Data listing
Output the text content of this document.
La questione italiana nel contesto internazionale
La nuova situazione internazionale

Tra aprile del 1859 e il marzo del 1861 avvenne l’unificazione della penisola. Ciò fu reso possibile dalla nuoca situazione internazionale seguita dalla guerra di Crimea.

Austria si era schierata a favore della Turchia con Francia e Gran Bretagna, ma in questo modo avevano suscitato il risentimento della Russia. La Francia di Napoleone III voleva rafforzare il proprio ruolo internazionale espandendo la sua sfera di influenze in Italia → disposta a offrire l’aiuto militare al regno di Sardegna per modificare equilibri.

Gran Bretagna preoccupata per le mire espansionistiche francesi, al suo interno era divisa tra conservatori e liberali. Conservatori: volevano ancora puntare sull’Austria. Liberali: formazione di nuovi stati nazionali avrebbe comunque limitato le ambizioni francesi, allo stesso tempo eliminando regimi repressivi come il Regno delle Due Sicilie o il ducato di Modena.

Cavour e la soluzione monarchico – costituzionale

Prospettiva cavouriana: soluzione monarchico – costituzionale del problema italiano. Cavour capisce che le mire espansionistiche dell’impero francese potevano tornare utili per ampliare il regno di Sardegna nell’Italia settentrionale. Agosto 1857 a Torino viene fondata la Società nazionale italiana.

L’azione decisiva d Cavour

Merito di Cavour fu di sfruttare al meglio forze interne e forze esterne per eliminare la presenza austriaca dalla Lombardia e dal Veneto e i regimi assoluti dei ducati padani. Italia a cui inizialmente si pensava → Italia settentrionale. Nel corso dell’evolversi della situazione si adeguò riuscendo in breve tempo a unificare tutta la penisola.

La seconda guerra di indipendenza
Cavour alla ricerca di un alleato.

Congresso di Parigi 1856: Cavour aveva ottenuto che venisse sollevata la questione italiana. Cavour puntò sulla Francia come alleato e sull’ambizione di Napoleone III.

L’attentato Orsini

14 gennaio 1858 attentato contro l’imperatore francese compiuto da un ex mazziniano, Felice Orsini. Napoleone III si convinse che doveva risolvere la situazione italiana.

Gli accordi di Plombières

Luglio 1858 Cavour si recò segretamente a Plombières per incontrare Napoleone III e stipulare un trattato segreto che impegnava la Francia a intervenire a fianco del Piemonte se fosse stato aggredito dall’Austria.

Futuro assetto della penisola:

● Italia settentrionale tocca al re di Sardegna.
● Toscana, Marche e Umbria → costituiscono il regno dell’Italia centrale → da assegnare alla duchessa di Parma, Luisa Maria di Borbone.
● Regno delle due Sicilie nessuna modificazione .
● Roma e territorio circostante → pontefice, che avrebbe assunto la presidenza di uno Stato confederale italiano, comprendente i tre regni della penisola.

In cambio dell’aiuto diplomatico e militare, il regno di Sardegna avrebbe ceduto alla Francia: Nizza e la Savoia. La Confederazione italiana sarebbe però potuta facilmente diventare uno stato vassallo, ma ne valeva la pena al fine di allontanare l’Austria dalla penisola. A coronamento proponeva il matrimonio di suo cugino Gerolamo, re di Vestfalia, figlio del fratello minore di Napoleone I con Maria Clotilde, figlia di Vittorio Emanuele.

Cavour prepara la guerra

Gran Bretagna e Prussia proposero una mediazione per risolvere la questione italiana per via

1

...

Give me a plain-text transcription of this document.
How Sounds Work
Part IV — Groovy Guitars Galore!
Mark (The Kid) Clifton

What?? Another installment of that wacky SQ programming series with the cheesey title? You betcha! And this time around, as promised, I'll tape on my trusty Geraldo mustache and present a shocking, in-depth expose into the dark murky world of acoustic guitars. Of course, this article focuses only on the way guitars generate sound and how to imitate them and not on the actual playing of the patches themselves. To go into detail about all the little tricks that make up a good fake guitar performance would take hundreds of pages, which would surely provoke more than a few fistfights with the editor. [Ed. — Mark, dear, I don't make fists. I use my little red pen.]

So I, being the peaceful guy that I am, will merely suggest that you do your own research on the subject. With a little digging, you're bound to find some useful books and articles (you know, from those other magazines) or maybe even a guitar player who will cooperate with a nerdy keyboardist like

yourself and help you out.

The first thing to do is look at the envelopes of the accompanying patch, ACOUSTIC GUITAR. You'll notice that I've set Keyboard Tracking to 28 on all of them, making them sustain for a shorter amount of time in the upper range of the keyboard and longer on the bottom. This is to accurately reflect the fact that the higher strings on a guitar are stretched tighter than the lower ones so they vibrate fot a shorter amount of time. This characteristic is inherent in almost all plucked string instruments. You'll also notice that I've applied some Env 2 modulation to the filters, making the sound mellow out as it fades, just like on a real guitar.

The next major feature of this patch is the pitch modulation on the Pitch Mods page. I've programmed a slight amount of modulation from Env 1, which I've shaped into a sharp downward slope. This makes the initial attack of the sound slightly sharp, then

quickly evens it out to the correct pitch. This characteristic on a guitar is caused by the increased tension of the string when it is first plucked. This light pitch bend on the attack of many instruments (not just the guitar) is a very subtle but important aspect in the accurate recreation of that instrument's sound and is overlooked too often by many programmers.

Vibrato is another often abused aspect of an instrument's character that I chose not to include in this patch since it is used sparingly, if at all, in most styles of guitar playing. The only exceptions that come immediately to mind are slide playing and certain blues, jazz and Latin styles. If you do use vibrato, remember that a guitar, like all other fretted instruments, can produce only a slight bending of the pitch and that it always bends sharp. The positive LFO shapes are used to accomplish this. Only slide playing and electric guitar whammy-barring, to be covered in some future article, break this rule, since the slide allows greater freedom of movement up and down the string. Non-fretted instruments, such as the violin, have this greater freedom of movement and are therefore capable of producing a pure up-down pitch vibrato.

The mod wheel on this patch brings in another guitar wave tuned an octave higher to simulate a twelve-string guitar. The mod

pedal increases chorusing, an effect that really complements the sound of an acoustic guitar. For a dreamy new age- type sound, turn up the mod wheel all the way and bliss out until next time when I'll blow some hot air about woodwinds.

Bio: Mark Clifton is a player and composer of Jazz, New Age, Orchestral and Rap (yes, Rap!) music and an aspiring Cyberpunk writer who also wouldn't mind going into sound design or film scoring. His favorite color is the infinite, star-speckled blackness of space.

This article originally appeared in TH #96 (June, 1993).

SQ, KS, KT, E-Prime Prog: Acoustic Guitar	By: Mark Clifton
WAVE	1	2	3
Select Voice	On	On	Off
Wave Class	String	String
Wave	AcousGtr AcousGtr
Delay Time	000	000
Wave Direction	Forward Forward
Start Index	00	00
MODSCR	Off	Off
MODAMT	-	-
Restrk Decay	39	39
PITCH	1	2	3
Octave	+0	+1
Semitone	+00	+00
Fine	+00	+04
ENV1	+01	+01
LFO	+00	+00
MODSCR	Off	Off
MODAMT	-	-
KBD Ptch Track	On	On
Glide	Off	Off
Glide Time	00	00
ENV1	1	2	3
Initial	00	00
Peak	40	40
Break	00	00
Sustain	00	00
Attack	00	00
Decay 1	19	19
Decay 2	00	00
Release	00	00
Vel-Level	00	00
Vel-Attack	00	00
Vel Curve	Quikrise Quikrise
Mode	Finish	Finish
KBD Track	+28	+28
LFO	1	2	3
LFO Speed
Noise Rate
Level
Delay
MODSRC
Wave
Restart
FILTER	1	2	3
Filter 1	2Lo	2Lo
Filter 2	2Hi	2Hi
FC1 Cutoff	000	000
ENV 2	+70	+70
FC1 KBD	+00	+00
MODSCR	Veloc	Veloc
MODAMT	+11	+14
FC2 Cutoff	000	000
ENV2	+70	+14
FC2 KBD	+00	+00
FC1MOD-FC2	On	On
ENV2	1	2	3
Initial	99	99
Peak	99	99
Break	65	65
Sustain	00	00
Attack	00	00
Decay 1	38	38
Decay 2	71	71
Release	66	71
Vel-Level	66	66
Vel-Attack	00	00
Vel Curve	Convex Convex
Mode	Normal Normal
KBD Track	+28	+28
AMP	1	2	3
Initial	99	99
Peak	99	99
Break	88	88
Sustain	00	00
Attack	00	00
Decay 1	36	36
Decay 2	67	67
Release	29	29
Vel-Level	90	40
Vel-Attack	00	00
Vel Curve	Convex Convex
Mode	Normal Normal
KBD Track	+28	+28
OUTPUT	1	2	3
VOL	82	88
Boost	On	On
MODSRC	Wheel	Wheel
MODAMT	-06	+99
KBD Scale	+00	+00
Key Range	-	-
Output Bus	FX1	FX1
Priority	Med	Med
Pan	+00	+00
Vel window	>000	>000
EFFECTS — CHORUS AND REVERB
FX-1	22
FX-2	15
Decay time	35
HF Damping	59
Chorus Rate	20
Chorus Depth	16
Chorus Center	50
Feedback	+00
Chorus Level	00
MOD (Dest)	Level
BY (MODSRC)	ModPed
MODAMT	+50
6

==

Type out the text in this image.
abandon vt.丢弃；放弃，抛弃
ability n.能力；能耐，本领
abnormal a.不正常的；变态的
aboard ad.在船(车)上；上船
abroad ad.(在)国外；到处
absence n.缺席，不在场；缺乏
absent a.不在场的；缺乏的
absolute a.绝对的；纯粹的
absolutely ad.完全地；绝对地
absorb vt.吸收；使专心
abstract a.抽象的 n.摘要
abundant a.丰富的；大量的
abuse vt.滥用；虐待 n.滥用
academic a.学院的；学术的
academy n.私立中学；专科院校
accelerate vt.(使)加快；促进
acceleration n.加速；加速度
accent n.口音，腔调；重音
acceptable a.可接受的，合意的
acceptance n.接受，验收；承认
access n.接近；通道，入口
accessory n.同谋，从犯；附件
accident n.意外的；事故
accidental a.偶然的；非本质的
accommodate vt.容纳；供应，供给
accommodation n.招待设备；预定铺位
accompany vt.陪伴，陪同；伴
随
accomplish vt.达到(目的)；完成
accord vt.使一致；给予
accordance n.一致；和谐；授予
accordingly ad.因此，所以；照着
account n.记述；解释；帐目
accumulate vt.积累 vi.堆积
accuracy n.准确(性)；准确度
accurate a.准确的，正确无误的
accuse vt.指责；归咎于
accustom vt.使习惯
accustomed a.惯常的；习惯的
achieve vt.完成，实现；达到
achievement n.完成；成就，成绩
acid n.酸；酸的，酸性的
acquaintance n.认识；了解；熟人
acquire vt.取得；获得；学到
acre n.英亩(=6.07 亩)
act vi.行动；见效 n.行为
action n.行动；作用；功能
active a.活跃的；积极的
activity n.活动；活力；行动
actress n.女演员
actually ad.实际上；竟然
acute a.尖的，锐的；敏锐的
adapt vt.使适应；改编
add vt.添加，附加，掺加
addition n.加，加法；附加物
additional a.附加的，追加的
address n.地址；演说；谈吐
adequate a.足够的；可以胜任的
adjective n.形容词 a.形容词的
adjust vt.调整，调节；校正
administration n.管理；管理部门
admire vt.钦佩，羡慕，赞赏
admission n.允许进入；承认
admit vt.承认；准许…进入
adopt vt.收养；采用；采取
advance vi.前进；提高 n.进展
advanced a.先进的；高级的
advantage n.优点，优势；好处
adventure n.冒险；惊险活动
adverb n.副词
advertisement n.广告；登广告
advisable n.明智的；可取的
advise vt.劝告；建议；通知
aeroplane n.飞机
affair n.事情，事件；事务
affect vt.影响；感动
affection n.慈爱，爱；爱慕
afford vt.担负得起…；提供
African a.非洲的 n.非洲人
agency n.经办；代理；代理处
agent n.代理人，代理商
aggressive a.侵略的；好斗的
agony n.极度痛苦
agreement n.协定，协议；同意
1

OBJECTIVE
Copy each line from the data above that includes "modulation".

THE RESULT
The first thing to do is look at the envelopes of the accompanying patch, ACOUSTIC GUITAR. You'll notice that I've set Keyboard Tracking to 28 on all of them, making them sustain for a shorter amount of time in the upper range of the keyboard and longer on the bottom. This is to accurately reflect the fact that the higher strings on a guitar are stretched tighter than the lower ones so they vibrate fot a shorter amount of time. This characteristic is inherent in almost all plucked string instruments. You'll also notice that I've applied some Env 2 modulation to the filters, making the sound mellow out as it fades, just like on a real guitar.
The next major feature of this patch is the pitch modulation on the Pitch Mods page. I've programmed a slight amount of modulation from Env 1, which I've shaped into a sharp downward slope. This makes the initial attack of the sound slightly sharp, then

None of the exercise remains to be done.